» **Rows**:
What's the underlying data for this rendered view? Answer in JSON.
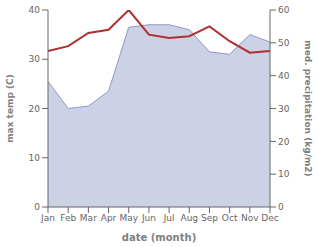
{
  "chart_data": {
    "type": "line",
    "xlabel": "date (month)",
    "ylabel": "max temp (C)",
    "y2label": "med. precipitation (kg/m2)",
    "categories": [
      "Jan",
      "Feb",
      "Mar",
      "Apr",
      "May",
      "Jun",
      "Jul",
      "Aug",
      "Sep",
      "Oct",
      "Nov",
      "Dec"
    ],
    "series": [
      {
        "type": "area",
        "color": "#9098c8",
        "values": [
          25.5,
          20.0,
          20.5,
          23.5,
          36.5,
          37.0,
          37.0,
          36.0,
          31.5,
          31.0,
          35.0,
          33.5
        ]
      },
      {
        "type": "line",
        "color": "#b03030",
        "axis": "y2",
        "values": [
          47.5,
          49.0,
          53.0,
          54.0,
          60.0,
          52.5,
          51.5,
          52.0,
          55.0,
          50.5,
          47.0,
          47.5
        ]
      }
    ],
    "ylim": [
      0,
      40
    ],
    "yticks": [
      0,
      10,
      20,
      30,
      40
    ],
    "y2lim": [
      0,
      60
    ],
    "y2ticks": [
      0,
      10,
      20,
      30,
      40,
      50,
      60
    ],
    "grid": false
  }
}
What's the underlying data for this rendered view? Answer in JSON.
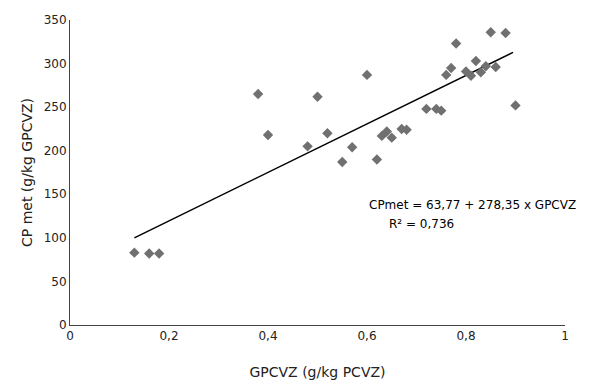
{
  "chart_data": {
    "type": "scatter",
    "xlabel": "GPCVZ (g/kg PCVZ)",
    "ylabel": "CP met (g/kg GPCVZ)",
    "series": [
      {
        "type": "scatter",
        "marker": "diamond",
        "color": "#707070",
        "x": [
          0.13,
          0.16,
          0.18,
          0.38,
          0.4,
          0.48,
          0.5,
          0.52,
          0.55,
          0.57,
          0.6,
          0.62,
          0.63,
          0.64,
          0.65,
          0.67,
          0.68,
          0.72,
          0.74,
          0.75,
          0.76,
          0.77,
          0.78,
          0.8,
          0.81,
          0.82,
          0.83,
          0.84,
          0.85,
          0.86,
          0.88,
          0.9
        ],
        "values": [
          83,
          82,
          82,
          265,
          218,
          205,
          262,
          220,
          187,
          204,
          287,
          190,
          217,
          222,
          215,
          225,
          224,
          248,
          248,
          246,
          287,
          295,
          323,
          291,
          286,
          303,
          290,
          297,
          336,
          296,
          335,
          252
        ]
      },
      {
        "type": "line",
        "line_style": "solid",
        "color": "#000000",
        "x": [
          0.13,
          0.895
        ],
        "values": [
          99.9555,
          312.89325
        ]
      }
    ],
    "annotations": [
      {
        "text": "CPmet = 63,77 + 278,35 x GPCVZ",
        "x": 0.6,
        "y": 138
      },
      {
        "text": "R² = 0,736",
        "x": 0.64,
        "y": 116
      }
    ],
    "xlim": [
      0,
      1.0
    ],
    "ylim": [
      0,
      350
    ],
    "xticks": [
      0,
      {
        "value": 0.2,
        "label": "0,2"
      },
      {
        "value": 0.4,
        "label": "0,4"
      },
      {
        "value": 0.6,
        "label": "0,6"
      },
      {
        "value": 0.8,
        "label": "0,8"
      },
      1
    ],
    "yticks": [
      0,
      50,
      100,
      150,
      200,
      250,
      300,
      350
    ],
    "grid": false
  }
}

» **Work to be completed**: Without including any pictures, please restate all the records exactly.

» **Exercise response**:
What's the underlying data for this rendered view? Answer in JSON.
{
  "chart_data": {
    "type": "line",
    "xlabel": "date (month)",
    "ylabel": "max temp (C)",
    "y2label": "med. precipitation (kg/m2)",
    "categories": [
      "Jan",
      "Feb",
      "Mar",
      "Apr",
      "May",
      "Jun",
      "Jul",
      "Aug",
      "Sep",
      "Oct",
      "Nov",
      "Dec"
    ],
    "series": [
      {
        "type": "area",
        "color": "#9098c8",
        "values": [
          25.5,
          20.0,
          20.5,
          23.5,
          36.5,
          37.0,
          37.0,
          36.0,
          31.5,
          31.0,
          35.0,
          33.5
        ]
      },
      {
        "type": "line",
        "color": "#b03030",
        "axis": "y2",
        "values": [
          47.5,
          49.0,
          53.0,
          54.0,
          60.0,
          52.5,
          51.5,
          52.0,
          55.0,
          50.5,
          47.0,
          47.5
        ]
      }
    ],
    "ylim": [
      0,
      40
    ],
    "yticks": [
      0,
      10,
      20,
      30,
      40
    ],
    "y2lim": [
      0,
      60
    ],
    "y2ticks": [
      0,
      10,
      20,
      30,
      40,
      50,
      60
    ],
    "grid": false
  }
}
What's the underlying data for this rendered view? Answer in JSON.
{
  "chart_data": {
    "type": "scatter",
    "xlabel": "GPCVZ (g/kg PCVZ)",
    "ylabel": "CP met (g/kg GPCVZ)",
    "series": [
      {
        "type": "scatter",
        "marker": "diamond",
        "color": "#707070",
        "x": [
          0.13,
          0.16,
          0.18,
          0.38,
          0.4,
          0.48,
          0.5,
          0.52,
          0.55,
          0.57,
          0.6,
          0.62,
          0.63,
          0.64,
          0.65,
          0.67,
          0.68,
          0.72,
          0.74,
          0.75,
          0.76,
          0.77,
          0.78,
          0.8,
          0.81,
          0.82,
          0.83,
          0.84,
          0.85,
          0.86,
          0.88,
          0.9
        ],
        "values": [
          83,
          82,
          82,
          265,
          218,
          205,
          262,
          220,
          187,
          204,
          287,
          190,
          217,
          222,
          215,
          225,
          224,
          248,
          248,
          246,
          287,
          295,
          323,
          291,
          286,
          303,
          290,
          297,
          336,
          296,
          335,
          252
        ]
      },
      {
        "type": "line",
        "line_style": "solid",
        "color": "#000000",
        "x": [
          0.13,
          0.895
        ],
        "values": [
          99.9555,
          312.89325
        ]
      }
    ],
    "annotations": [
      {
        "text": "CPmet = 63,77 + 278,35 x GPCVZ",
        "x": 0.6,
        "y": 138
      },
      {
        "text": "R² = 0,736",
        "x": 0.64,
        "y": 116
      }
    ],
    "xlim": [
      0,
      1.0
    ],
    "ylim": [
      0,
      350
    ],
    "xticks": [
      0,
      {
        "value": 0.2,
        "label": "0,2"
      },
      {
        "value": 0.4,
        "label": "0,4"
      },
      {
        "value": 0.6,
        "label": "0,6"
      },
      {
        "value": 0.8,
        "label": "0,8"
      },
      1
    ],
    "yticks": [
      0,
      50,
      100,
      150,
      200,
      250,
      300,
      350
    ],
    "grid": false
  }
}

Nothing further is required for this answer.